→ TEXT PASSAGE
>> begin

[Date Prev][Date Next][Thread Prev][Thread Next][Date Index][Thread Index]

[qemu-xen staging-4.13] block: posix: Always allocate the first block



commit 3d018ff3bdd8aec260254036b600cfa8d694ced4
Author:     Nir Soffer <nirsof@xxxxxxxxx>
AuthorDate: Tue Aug 27 04:05:27 2019 +0300
Commit:     Michael Roth <mdroth@xxxxxxxxxxxxxxxxxx>
CommitDate: Tue Nov 12 11:59:58 2019 -0600

    block: posix: Always allocate the first block
    
    When creating an image with preallocation "off" or "falloc", the first
    block of the image is typically not allocated. When using Gluster
    storage backed by XFS filesystem, reading this block using direct I/O
    succeeds regardless of request length, fooling alignment detection.
    
    In this case we fallback to a safe value (4096) instead of the optimal
    value (512), which may lead to unneeded data copying when aligning
    requests.  Allocating the first block avoids the fallback.
    
    Since we allocate the first block even with preallocation=off, we no
    longer create images with zero disk size:
    
        $ ./qemu-img create -f raw test.raw 1g
        Formatting 'test.raw', fmt=raw size=1073741824
    
        $ ls -lhs test.raw
        4.0K -rw-r--r--. 1 nsoffer nsoffer 1.0G Aug 16 23:48 test.raw
    
    And converting the image requires additional cluster:
    
        $ ./qemu-img measure -f raw -O qcow2 test.raw
        required size: 458752
        fully allocated size: 1074135040
    
    When using format like vmdk with multiple files per image, we allocate
    one block per file:
    
        $ ./qemu-img create -f vmdk -o subformat=twoGbMaxExtentFlat test.vmdk 4g
        Formatting 'test.vmdk', fmt=vmdk size=4294967296 compat6=off 
hwversion=undefined subformat=twoGbMaxExtentFlat
    
        $ ls -lhs test*.vmdk
        4.0K -rw-r--r--. 1 nsoffer nsoffer 2.0G Aug 27 03:23 test-f001.vmdk
        4.0K -rw-r--r--. 1 nsoffer nsoffer 2.0G Aug 27 03:23 test-f002.vmdk
        4.0K -rw-r--r--. 1 nsoffer nsoffer  353 Aug 27 03:23 test.vmdk
    
    I did quick performance test for copying disks with qemu-img convert to
    new raw target image to Gluster storage with sector size of 512 bytes:
    
        for i in $(seq 10); do
            rm -f dst.raw
            sleep 10
            time ./qemu-img convert -f raw -O raw -t none -T none src.raw 
dst.raw
        done
    
    Here is a table comparing the total time spent:
    
    Type    Before(s)   After(s)    Diff(%)

>> end

→ PROVIDED MATERIAL
>> begin

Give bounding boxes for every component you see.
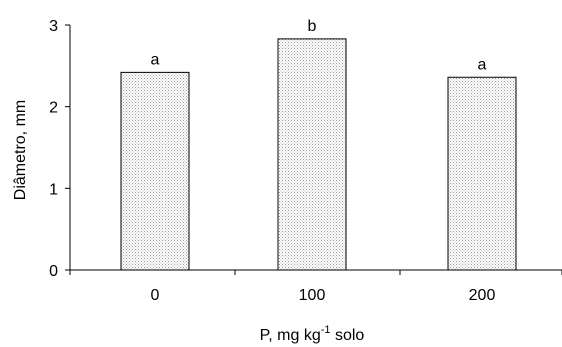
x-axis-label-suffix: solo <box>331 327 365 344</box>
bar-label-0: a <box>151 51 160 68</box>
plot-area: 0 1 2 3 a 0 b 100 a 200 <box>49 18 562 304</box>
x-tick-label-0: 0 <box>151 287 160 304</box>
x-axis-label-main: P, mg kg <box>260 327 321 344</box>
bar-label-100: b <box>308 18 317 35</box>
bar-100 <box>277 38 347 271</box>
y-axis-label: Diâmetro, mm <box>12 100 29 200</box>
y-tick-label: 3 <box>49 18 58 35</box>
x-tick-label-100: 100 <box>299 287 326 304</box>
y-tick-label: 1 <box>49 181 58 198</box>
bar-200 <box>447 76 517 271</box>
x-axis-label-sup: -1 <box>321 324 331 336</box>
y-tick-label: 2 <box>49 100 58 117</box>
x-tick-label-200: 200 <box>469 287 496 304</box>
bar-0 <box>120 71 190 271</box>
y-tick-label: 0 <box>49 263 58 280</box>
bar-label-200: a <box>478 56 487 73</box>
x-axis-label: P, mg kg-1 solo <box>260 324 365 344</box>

>> end
>> begin

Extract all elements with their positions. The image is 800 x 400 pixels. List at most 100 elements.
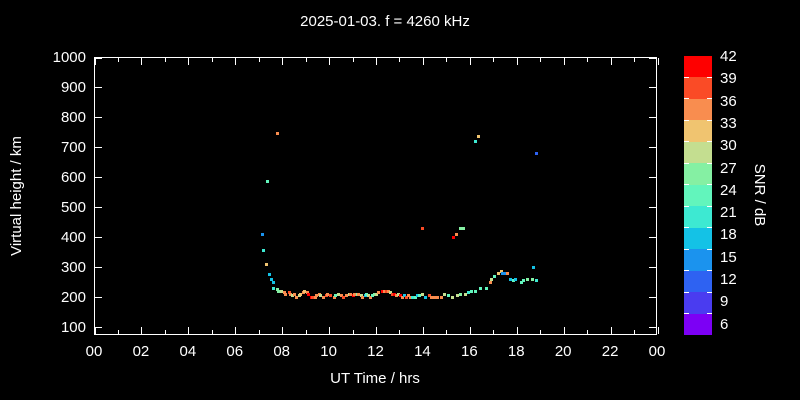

>> end

→ TASK LIST
1 – According to the commit message, what safe value is used as a fallback instead of the optimal value of 512?
2 – Please quote the listing, starting with the line that contains "Give bounding boxes" and going on through the line that contains "x-tick-label-100: 100 <box>299", leaving out the picture.
The commit message and the listing are unrelated material.

→ THE SOLUTIONS
1 – 4096

2 –
Give bounding boxes for every component you see.
x-axis-label-suffix: solo <box>331 327 365 344</box>
bar-label-0: a <box>151 51 160 68</box>
plot-area: 0 1 2 3 a 0 b 100 a 200 <box>49 18 562 304</box>
x-tick-label-0: 0 <box>151 287 160 304</box>
x-axis-label-main: P, mg kg <box>260 327 321 344</box>
bar-label-100: b <box>308 18 317 35</box>
bar-100 <box>277 38 347 271</box>
y-axis-label: Diâmetro, mm <box>12 100 29 200</box>
y-tick-label: 3 <box>49 18 58 35</box>
x-tick-label-100: 100 <box>299 287 326 304</box>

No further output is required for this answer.